>>>

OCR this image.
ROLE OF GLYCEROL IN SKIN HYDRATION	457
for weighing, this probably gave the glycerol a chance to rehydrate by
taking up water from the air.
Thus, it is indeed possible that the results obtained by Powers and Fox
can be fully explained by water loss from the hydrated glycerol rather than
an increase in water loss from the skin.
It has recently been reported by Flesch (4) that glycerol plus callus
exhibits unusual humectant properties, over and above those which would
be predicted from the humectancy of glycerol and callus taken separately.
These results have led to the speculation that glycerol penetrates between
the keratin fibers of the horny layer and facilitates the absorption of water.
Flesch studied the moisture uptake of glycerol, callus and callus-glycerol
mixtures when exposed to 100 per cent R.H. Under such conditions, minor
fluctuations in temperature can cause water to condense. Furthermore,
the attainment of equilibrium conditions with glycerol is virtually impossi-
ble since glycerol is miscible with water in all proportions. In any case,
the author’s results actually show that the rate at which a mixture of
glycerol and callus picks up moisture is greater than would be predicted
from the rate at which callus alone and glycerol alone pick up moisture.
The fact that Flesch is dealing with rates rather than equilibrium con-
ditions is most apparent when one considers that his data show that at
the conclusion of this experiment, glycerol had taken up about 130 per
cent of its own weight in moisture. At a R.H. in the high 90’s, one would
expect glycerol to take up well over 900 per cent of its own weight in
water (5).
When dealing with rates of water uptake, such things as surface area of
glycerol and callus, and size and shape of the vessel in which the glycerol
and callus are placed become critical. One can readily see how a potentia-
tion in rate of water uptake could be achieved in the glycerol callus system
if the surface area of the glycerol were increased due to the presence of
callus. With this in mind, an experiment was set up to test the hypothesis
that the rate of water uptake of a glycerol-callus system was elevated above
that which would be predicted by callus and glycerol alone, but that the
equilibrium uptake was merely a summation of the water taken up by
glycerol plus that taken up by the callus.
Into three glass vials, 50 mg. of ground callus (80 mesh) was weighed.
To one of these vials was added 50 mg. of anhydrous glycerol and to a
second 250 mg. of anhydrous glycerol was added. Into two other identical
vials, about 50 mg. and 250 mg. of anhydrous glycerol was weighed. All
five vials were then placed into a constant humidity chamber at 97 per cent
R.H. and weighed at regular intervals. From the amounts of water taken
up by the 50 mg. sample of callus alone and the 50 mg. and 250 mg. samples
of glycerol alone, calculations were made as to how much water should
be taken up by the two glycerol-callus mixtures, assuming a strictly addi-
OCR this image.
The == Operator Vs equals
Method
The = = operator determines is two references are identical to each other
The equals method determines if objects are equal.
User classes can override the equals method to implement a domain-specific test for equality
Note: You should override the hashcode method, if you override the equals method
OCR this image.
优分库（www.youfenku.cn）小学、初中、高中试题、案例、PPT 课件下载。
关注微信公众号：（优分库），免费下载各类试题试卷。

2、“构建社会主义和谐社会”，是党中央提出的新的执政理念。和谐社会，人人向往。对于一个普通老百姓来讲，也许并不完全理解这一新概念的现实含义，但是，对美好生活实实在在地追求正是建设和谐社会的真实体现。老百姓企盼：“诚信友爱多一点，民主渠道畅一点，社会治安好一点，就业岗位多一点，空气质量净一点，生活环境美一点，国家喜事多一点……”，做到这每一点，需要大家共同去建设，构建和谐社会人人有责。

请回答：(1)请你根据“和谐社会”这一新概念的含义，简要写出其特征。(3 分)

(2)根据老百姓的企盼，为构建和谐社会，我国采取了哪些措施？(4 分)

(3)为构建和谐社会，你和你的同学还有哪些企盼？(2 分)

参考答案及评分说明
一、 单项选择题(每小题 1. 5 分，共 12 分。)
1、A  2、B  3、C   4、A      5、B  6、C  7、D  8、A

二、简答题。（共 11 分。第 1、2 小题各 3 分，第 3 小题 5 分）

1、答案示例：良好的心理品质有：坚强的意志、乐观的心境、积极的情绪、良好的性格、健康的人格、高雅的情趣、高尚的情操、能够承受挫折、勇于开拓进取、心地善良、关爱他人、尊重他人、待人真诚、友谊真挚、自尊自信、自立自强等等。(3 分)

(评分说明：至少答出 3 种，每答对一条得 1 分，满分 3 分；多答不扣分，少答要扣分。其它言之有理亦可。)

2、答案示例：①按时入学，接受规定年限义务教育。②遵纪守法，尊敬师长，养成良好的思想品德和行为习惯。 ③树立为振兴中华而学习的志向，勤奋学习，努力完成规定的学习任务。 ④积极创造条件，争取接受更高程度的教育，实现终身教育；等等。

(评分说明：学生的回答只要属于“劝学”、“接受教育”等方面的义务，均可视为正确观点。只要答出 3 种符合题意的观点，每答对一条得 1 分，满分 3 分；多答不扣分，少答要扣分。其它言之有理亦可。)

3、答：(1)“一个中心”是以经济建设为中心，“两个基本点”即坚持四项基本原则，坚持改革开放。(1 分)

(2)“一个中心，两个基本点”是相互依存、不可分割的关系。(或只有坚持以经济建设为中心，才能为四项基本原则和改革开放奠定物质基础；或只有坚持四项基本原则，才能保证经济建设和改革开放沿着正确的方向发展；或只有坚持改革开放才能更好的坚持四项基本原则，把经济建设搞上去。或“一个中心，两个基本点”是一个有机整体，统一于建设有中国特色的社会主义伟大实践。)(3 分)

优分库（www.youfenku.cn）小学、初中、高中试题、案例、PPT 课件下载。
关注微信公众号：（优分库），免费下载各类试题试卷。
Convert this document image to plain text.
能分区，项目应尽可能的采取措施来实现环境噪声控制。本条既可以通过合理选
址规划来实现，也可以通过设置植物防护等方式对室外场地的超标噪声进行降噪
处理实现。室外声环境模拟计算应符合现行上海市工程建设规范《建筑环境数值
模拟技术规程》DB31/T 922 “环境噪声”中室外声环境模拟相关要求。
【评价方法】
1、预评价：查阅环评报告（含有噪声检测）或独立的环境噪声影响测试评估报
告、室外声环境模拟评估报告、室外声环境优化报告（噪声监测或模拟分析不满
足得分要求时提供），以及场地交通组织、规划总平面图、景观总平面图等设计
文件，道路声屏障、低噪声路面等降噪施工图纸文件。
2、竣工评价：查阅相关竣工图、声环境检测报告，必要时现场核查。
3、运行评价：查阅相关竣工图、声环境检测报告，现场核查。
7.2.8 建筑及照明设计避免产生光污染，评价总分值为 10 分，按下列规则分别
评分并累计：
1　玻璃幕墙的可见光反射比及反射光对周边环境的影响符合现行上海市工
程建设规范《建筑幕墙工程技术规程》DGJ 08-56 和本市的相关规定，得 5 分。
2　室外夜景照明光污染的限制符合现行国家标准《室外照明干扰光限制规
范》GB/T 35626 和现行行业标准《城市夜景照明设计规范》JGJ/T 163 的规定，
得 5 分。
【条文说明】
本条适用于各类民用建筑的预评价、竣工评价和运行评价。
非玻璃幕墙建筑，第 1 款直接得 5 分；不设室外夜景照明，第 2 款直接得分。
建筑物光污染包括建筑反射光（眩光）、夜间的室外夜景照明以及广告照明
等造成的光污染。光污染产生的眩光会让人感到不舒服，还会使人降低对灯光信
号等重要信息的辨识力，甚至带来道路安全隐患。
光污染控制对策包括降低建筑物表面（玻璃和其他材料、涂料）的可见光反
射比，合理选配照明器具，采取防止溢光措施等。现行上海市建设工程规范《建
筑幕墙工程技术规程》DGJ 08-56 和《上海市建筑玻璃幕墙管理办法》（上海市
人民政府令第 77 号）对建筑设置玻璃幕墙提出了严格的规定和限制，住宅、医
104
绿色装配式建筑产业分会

<<<

- Goal of the exercise -
Extract the data exactly as given.

- Written answer -
OCR this image.
ROLE OF GLYCEROL IN SKIN HYDRATION	457
for weighing, this probably gave the glycerol a chance to rehydrate by
taking up water from the air.
Thus, it is indeed possible that the results obtained by Powers and Fox
can be fully explained by water loss from the hydrated glycerol rather than
an increase in water loss from the skin.
It has recently been reported by Flesch (4) that glycerol plus callus
exhibits unusual humectant properties, over and above those which would
be predicted from the humectancy of glycerol and callus taken separately.
These results have led to the speculation that glycerol penetrates between
the keratin fibers of the horny layer and facilitates the absorption of water.
Flesch studied the moisture uptake of glycerol, callus and callus-glycerol
mixtures when exposed to 100 per cent R.H. Under such conditions, minor
fluctuations in temperature can cause water to condense. Furthermore,
the attainment of equilibrium conditions with glycerol is virtually impossi-
ble since glycerol is miscible with water in all proportions. In any case,
the author’s results actually show that the rate at which a mixture of
glycerol and callus picks up moisture is greater than would be predicted
from the rate at which callus alone and glycerol alone pick up moisture.
The fact that Flesch is dealing with rates rather than equilibrium con-
ditions is most apparent when one considers that his data show that at
the conclusion of this experiment, glycerol had taken up about 130 per
cent of its own weight in moisture. At a R.H. in the high 90’s, one would
expect glycerol to take up well over 900 per cent of its own weight in
water (5).
When dealing with rates of water uptake, such things as surface area of
glycerol and callus, and size and shape of the vessel in which the glycerol
and callus are placed become critical. One can readily see how a potentia-
tion in rate of water uptake could be achieved in the glycerol callus system
if the surface area of the glycerol were increased due to the presence of
callus. With this in mind, an experiment was set up to test the hypothesis
that the rate of water uptake of a glycerol-callus system was elevated above
that which would be predicted by callus and glycerol alone, but that the
equilibrium uptake was merely a summation of the water taken up by
glycerol plus that taken up by the callus.
Into three glass vials, 50 mg. of ground callus (80 mesh) was weighed.
To one of these vials was added 50 mg. of anhydrous glycerol and to a
second 250 mg. of anhydrous glycerol was added. Into two other identical
vials, about 50 mg. and 250 mg. of anhydrous glycerol was weighed. All
five vials were then placed into a constant humidity chamber at 97 per cent
R.H. and weighed at regular intervals. From the amounts of water taken
up by the 50 mg. sample of callus alone and the 50 mg. and 250 mg. samples
of glycerol alone, calculations were made as to how much water should
be taken up by the two glycerol-callus mixtures, assuming a strictly addi-
OCR this image.
The == Operator Vs equals
Method
The = = operator determines is two references are identical to each other
The equals method determines if objects are equal.
User classes can override the equals method to implement a domain-specific test for equality
Note: You should override the hashcode method, if you override the equals method
OCR this image.
优分库（www.youfenku.cn）小学、初中、高中试题、案例、PPT 课件下载。
关注微信公众号：（优分库），免费下载各类试题试卷。

2、“构建社会主义和谐社会”，是党中央提出的新的执政理念。和谐社会，人人向往。对于一个普通老百姓来讲，也许并不完全理解这一新概念的现实含义，但是，对美好生活实实在在地追求正是建设和谐社会的真实体现。老百姓企盼：“诚信友爱多一点，民主渠道畅一点，社会治安好一点，就业岗位多一点，空气质量净一点，生活环境美一点，国家喜事多一点……”，做到这每一点，需要大家共同去建设，构建和谐社会人人有责。

请回答：(1)请你根据“和谐社会”这一新概念的含义，简要写出其特征。(3 分)

(2)根据老百姓的企盼，为构建和谐社会，我国采取了哪些措施？(4 分)

(3)为构建和谐社会，你和你的同学还有哪些企盼？(2 分)

参考答案及评分说明
一、 单项选择题(每小题 1. 5 分，共 12 分。)
1、A  2、B  3、C   4、A      5、B  6、C  7、D  8、A

二、简答题。（共 11 分。第 1、2 小题各 3 分，第 3 小题 5 分）

1、答案示例：良好的心理品质有：坚强的意志、乐观的心境、积极的情绪、良好的性格、健康的人格、高雅的情趣、高尚的情操、能够承受挫折、勇于开拓进取、心地善良、关爱他人、尊重他人、待人真诚、友谊真挚、自尊自信、自立自强等等。(3 分)

(评分说明：至少答出 3 种，每答对一条得 1 分，满分 3 分；多答不扣分，少答要扣分。其它言之有理亦可。)

2、答案示例：①按时入学，接受规定年限义务教育。②遵纪守法，尊敬师长，养成良好的思想品德和行为习惯。 ③树立为振兴中华而学习的志向，勤奋学习，努力完成规定的学习任务。 ④积极创造条件，争取接受更高程度的教育，实现终身教育；等等。

(评分说明：学生的回答只要属于“劝学”、“接受教育”等方面的义务，均可视为正确观点。只要答出 3 种符合题意的观点，每答对一条得 1 分，满分 3 分；多答不扣分，少答要扣分。其它言之有理亦可。)

3、答：(1)“一个中心”是以经济建设为中心，“两个基本点”即坚持四项基本原则，坚持改革开放。(1 分)

(2)“一个中心，两个基本点”是相互依存、不可分割的关系。(或只有坚持以经济建设为中心，才能为四项基本原则和改革开放奠定物质基础；或只有坚持四项基本原则，才能保证经济建设和改革开放沿着正确的方向发展；或只有坚持改革开放才能更好的坚持四项基本原则，把经济建设搞上去。或“一个中心，两个基本点”是一个有机整体，统一于建设有中国特色的社会主义伟大实践。)(3 分)

优分库（www.youfenku.cn）小学、初中、高中试题、案例、PPT 课件下载。
关注微信公众号：（优分库），免费下载各类试题试卷。
Convert this document image to plain text.
能分区，项目应尽可能的采取措施来实现环境噪声控制。本条既可以通过合理选
址规划来实现，也可以通过设置植物防护等方式对室外场地的超标噪声进行降噪
处理实现。室外声环境模拟计算应符合现行上海市工程建设规范《建筑环境数值
模拟技术规程》DB31/T 922 “环境噪声”中室外声环境模拟相关要求。
【评价方法】
1、预评价：查阅环评报告（含有噪声检测）或独立的环境噪声影响测试评估报
告、室外声环境模拟评估报告、室外声环境优化报告（噪声监测或模拟分析不满
足得分要求时提供），以及场地交通组织、规划总平面图、景观总平面图等设计
文件，道路声屏障、低噪声路面等降噪施工图纸文件。
2、竣工评价：查阅相关竣工图、声环境检测报告，必要时现场核查。
3、运行评价：查阅相关竣工图、声环境检测报告，现场核查。
7.2.8 建筑及照明设计避免产生光污染，评价总分值为 10 分，按下列规则分别
评分并累计：
1　玻璃幕墙的可见光反射比及反射光对周边环境的影响符合现行上海市工
程建设规范《建筑幕墙工程技术规程》DGJ 08-56 和本市的相关规定，得 5 分。
2　室外夜景照明光污染的限制符合现行国家标准《室外照明干扰光限制规
范》GB/T 35626 和现行行业标准《城市夜景照明设计规范》JGJ/T 163 的规定，
得 5 分。
【条文说明】
本条适用于各类民用建筑的预评价、竣工评价和运行评价。
非玻璃幕墙建筑，第 1 款直接得 5 分；不设室外夜景照明，第 2 款直接得分。
建筑物光污染包括建筑反射光（眩光）、夜间的室外夜景照明以及广告照明
等造成的光污染。光污染产生的眩光会让人感到不舒服，还会使人降低对灯光信
号等重要信息的辨识力，甚至带来道路安全隐患。
光污染控制对策包括降低建筑物表面（玻璃和其他材料、涂料）的可见光反
射比，合理选配照明器具，采取防止溢光措施等。现行上海市建设工程规范《建
筑幕墙工程技术规程》DGJ 08-56 和《上海市建筑玻璃幕墙管理办法》（上海市
人民政府令第 77 号）对建筑设置玻璃幕墙提出了严格的规定和限制，住宅、医
104
绿色装配式建筑产业分会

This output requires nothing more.